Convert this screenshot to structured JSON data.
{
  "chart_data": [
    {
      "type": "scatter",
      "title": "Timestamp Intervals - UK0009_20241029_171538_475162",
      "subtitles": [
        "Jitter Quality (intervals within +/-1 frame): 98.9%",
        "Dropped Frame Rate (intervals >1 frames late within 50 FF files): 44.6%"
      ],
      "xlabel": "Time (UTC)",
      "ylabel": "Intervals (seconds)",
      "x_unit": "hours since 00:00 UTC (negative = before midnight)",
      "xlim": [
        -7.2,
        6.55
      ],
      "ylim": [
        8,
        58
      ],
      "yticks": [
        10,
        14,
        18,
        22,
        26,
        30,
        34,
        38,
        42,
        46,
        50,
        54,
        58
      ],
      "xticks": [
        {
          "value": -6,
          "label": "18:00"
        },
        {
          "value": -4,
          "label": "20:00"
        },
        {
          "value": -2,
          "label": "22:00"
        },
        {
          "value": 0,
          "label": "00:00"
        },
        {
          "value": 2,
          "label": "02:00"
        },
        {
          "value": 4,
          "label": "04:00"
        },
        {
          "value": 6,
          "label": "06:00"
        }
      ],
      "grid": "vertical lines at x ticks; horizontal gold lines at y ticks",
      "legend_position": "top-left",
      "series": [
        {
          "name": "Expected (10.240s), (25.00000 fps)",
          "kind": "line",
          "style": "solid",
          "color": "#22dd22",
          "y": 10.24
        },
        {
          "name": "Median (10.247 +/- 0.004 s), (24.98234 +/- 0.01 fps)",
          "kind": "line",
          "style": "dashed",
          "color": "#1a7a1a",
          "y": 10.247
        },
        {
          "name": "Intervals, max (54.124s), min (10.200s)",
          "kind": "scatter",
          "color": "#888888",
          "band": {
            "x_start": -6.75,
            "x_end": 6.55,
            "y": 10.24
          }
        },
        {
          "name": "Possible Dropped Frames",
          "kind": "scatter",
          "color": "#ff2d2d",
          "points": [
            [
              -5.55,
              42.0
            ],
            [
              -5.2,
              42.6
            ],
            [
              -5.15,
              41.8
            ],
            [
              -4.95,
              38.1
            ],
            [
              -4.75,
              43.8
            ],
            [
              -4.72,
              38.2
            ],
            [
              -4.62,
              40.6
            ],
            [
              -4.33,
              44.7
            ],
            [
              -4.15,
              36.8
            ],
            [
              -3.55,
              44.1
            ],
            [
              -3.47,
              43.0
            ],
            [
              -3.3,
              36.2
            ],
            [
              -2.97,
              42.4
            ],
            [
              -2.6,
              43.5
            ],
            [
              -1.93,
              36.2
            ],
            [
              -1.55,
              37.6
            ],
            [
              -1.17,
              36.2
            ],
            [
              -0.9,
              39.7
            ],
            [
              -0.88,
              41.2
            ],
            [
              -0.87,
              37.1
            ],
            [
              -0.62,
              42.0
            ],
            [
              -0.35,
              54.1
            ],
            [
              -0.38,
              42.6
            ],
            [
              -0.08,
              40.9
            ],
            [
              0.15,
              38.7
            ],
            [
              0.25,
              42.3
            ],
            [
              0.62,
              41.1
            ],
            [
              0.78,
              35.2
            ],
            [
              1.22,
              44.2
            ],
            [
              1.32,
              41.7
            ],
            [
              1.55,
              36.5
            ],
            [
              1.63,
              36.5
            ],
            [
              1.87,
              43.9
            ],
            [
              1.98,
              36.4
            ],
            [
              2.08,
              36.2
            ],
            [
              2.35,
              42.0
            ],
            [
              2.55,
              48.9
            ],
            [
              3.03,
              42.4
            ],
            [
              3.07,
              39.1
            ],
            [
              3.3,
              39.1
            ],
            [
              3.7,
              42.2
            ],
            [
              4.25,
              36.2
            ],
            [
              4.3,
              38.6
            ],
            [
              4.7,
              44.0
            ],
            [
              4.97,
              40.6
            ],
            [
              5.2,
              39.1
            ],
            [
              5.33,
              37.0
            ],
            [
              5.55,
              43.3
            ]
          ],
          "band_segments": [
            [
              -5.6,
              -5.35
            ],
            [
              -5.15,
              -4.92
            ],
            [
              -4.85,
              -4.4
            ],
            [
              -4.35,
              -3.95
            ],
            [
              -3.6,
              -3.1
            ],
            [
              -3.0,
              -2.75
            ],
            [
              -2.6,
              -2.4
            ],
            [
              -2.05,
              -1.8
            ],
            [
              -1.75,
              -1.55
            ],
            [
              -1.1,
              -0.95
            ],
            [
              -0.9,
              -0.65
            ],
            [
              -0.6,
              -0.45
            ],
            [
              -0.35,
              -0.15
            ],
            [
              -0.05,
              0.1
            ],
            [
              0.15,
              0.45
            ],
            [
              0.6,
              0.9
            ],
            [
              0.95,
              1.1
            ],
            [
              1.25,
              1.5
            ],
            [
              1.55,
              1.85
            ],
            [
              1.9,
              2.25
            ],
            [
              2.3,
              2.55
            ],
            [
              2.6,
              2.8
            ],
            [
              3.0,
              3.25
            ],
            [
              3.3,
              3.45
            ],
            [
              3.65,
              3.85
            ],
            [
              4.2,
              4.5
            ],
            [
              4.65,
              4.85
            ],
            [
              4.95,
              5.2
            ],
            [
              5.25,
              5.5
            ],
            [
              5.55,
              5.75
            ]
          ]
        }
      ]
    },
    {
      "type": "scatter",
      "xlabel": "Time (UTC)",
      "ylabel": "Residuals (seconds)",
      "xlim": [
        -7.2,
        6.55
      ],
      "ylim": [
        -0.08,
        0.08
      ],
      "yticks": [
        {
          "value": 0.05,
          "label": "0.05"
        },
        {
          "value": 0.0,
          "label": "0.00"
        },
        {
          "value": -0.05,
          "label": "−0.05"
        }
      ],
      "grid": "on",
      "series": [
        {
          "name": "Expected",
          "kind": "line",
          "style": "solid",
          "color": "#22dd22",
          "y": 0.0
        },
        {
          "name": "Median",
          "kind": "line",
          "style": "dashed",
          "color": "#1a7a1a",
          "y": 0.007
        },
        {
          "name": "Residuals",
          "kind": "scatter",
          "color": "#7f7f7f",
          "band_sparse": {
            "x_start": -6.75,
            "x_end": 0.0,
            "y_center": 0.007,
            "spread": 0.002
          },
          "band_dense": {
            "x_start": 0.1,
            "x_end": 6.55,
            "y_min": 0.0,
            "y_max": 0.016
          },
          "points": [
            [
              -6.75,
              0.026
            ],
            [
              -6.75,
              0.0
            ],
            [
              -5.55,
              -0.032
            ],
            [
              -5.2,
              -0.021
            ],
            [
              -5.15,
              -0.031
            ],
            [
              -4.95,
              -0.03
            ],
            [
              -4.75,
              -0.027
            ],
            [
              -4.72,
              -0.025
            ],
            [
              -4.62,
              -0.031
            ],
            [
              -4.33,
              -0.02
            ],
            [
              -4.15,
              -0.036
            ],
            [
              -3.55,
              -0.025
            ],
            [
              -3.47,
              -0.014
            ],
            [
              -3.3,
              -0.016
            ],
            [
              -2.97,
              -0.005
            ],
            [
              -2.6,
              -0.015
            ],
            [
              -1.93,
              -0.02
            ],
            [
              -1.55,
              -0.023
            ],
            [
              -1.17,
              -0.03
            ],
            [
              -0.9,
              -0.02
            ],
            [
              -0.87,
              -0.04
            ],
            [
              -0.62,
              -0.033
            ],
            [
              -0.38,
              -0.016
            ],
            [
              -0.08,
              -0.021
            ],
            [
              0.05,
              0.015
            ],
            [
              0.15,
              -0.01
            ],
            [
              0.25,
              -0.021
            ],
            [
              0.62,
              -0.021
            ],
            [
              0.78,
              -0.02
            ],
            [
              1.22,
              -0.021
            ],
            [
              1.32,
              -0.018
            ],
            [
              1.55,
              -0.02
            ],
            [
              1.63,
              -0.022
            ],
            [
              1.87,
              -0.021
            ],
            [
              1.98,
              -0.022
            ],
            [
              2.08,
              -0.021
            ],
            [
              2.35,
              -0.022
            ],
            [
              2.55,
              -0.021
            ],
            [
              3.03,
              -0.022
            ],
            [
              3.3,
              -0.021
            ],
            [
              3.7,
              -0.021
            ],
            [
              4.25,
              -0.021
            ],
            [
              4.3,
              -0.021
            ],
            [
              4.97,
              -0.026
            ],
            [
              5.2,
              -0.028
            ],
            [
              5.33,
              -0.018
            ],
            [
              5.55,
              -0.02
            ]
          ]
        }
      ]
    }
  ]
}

• _What the exercise asks_
Copy out every line that includes the word "Residuals".

• _Correct output_
      "ylabel": "Residuals (seconds)",
          "name": "Residuals",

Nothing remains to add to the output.